→ DATA EXCERPTS
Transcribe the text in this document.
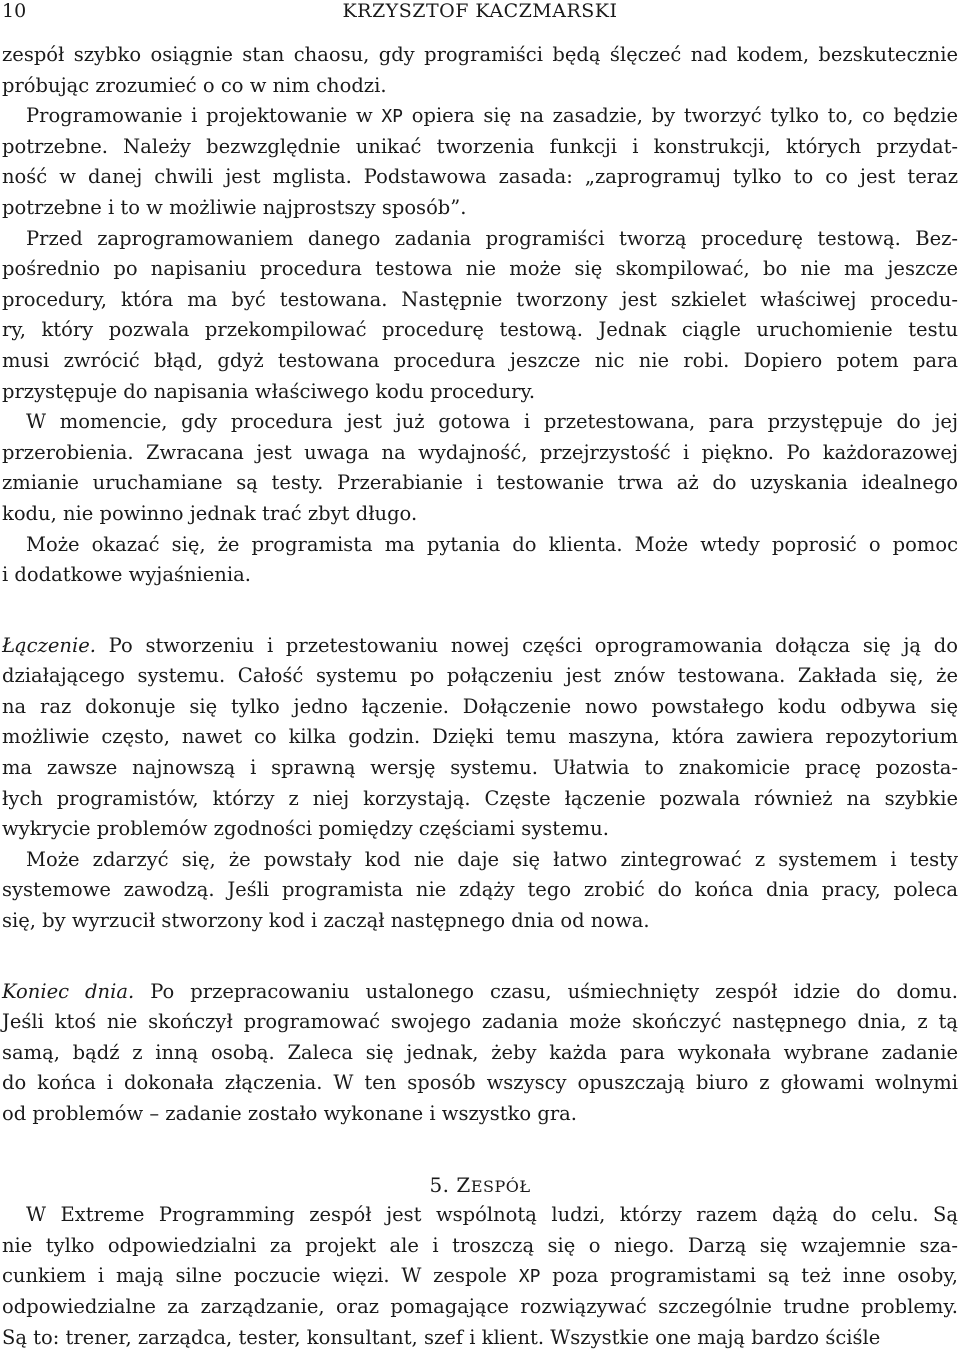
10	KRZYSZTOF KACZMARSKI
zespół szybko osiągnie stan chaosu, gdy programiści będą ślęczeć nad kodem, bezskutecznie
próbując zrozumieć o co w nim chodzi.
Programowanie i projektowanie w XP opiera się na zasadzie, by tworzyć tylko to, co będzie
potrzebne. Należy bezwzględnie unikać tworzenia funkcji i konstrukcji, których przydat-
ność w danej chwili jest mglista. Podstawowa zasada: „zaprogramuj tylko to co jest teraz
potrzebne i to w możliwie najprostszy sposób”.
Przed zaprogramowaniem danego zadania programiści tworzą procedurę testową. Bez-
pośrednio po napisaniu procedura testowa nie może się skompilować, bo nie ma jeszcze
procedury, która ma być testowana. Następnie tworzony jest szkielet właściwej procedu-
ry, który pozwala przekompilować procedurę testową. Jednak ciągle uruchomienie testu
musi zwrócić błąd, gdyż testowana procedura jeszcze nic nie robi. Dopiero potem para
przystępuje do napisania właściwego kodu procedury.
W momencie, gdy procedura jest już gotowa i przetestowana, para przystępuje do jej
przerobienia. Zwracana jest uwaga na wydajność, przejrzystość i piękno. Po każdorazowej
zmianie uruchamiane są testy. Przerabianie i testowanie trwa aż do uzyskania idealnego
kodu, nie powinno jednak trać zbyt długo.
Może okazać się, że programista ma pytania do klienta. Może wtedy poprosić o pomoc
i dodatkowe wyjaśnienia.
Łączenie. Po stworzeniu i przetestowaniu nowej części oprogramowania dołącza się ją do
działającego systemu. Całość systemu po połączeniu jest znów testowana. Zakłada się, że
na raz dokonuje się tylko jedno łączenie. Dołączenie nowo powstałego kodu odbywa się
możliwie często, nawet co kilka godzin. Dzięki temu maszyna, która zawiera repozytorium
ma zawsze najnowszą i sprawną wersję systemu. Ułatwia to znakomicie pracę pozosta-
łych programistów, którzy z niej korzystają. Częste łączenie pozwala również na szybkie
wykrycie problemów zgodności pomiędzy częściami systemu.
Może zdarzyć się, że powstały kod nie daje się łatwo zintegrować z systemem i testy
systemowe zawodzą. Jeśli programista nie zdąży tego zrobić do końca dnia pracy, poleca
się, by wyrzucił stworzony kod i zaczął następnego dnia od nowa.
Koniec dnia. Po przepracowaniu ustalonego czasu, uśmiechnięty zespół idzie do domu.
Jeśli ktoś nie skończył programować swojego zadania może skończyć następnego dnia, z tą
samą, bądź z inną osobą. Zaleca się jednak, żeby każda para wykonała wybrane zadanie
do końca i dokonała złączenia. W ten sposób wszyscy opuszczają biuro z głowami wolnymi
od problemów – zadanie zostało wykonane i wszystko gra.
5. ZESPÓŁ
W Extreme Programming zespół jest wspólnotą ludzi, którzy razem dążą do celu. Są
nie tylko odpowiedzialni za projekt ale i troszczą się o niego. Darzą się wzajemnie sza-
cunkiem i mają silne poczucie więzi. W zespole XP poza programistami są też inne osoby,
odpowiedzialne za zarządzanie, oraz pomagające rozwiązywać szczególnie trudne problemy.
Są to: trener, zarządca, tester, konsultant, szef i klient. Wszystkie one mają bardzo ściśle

→ THE EXERCISE
All of the records above must be copied exactly, except for the pictures.

→ REPLY TO THE TASK
Transcribe the text in this document.
10	KRZYSZTOF KACZMARSKI
zespół szybko osiągnie stan chaosu, gdy programiści będą ślęczeć nad kodem, bezskutecznie
próbując zrozumieć o co w nim chodzi.
Programowanie i projektowanie w XP opiera się na zasadzie, by tworzyć tylko to, co będzie
potrzebne. Należy bezwzględnie unikać tworzenia funkcji i konstrukcji, których przydat-
ność w danej chwili jest mglista. Podstawowa zasada: „zaprogramuj tylko to co jest teraz
potrzebne i to w możliwie najprostszy sposób”.
Przed zaprogramowaniem danego zadania programiści tworzą procedurę testową. Bez-
pośrednio po napisaniu procedura testowa nie może się skompilować, bo nie ma jeszcze
procedury, która ma być testowana. Następnie tworzony jest szkielet właściwej procedu-
ry, który pozwala przekompilować procedurę testową. Jednak ciągle uruchomienie testu
musi zwrócić błąd, gdyż testowana procedura jeszcze nic nie robi. Dopiero potem para
przystępuje do napisania właściwego kodu procedury.
W momencie, gdy procedura jest już gotowa i przetestowana, para przystępuje do jej
przerobienia. Zwracana jest uwaga na wydajność, przejrzystość i piękno. Po każdorazowej
zmianie uruchamiane są testy. Przerabianie i testowanie trwa aż do uzyskania idealnego
kodu, nie powinno jednak trać zbyt długo.
Może okazać się, że programista ma pytania do klienta. Może wtedy poprosić o pomoc
i dodatkowe wyjaśnienia.
Łączenie. Po stworzeniu i przetestowaniu nowej części oprogramowania dołącza się ją do
działającego systemu. Całość systemu po połączeniu jest znów testowana. Zakłada się, że
na raz dokonuje się tylko jedno łączenie. Dołączenie nowo powstałego kodu odbywa się
możliwie często, nawet co kilka godzin. Dzięki temu maszyna, która zawiera repozytorium
ma zawsze najnowszą i sprawną wersję systemu. Ułatwia to znakomicie pracę pozosta-
łych programistów, którzy z niej korzystają. Częste łączenie pozwala również na szybkie
wykrycie problemów zgodności pomiędzy częściami systemu.
Może zdarzyć się, że powstały kod nie daje się łatwo zintegrować z systemem i testy
systemowe zawodzą. Jeśli programista nie zdąży tego zrobić do końca dnia pracy, poleca
się, by wyrzucił stworzony kod i zaczął następnego dnia od nowa.
Koniec dnia. Po przepracowaniu ustalonego czasu, uśmiechnięty zespół idzie do domu.
Jeśli ktoś nie skończył programować swojego zadania może skończyć następnego dnia, z tą
samą, bądź z inną osobą. Zaleca się jednak, żeby każda para wykonała wybrane zadanie
do końca i dokonała złączenia. W ten sposób wszyscy opuszczają biuro z głowami wolnymi
od problemów – zadanie zostało wykonane i wszystko gra.
5. ZESPÓŁ
W Extreme Programming zespół jest wspólnotą ludzi, którzy razem dążą do celu. Są
nie tylko odpowiedzialni za projekt ale i troszczą się o niego. Darzą się wzajemnie sza-
cunkiem i mają silne poczucie więzi. W zespole XP poza programistami są też inne osoby,
odpowiedzialne za zarządzanie, oraz pomagające rozwiązywać szczególnie trudne problemy.
Są to: trener, zarządca, tester, konsultant, szef i klient. Wszystkie one mają bardzo ściśle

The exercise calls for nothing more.